WHAT IS REQUIRED
Copy every line in which the string "console" occurs.

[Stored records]

- - - - - - -

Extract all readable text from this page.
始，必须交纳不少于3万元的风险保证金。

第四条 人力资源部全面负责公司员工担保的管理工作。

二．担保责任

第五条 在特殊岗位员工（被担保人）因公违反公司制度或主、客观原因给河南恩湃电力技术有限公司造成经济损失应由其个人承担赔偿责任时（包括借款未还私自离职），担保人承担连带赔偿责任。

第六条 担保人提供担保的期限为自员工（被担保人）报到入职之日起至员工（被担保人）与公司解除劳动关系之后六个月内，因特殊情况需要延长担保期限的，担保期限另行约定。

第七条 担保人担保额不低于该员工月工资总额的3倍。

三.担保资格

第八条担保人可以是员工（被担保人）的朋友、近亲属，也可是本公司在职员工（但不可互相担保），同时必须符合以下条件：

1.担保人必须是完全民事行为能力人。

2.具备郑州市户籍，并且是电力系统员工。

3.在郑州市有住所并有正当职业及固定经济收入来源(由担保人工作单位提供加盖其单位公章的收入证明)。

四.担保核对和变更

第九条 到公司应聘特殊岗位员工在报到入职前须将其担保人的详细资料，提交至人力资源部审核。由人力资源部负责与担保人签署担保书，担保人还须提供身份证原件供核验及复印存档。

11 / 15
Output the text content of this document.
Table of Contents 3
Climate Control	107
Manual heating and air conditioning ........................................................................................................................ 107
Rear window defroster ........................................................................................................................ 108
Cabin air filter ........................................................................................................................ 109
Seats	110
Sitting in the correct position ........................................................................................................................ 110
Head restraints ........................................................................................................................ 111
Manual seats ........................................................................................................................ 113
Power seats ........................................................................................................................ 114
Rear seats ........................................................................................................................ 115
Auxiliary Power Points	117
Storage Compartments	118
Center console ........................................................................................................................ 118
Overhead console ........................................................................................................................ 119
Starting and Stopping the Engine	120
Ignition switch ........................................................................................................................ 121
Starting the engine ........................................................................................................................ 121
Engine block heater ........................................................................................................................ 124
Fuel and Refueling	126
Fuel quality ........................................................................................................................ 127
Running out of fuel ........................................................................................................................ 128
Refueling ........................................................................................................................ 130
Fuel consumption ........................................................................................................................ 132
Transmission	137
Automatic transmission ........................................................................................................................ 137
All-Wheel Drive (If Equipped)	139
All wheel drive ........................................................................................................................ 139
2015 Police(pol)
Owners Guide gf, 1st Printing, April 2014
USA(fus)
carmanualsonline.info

- - - - - - -

THE COMPLETED TASK
Center console ........................................................................................................................ 118
Overhead console ........................................................................................................................ 119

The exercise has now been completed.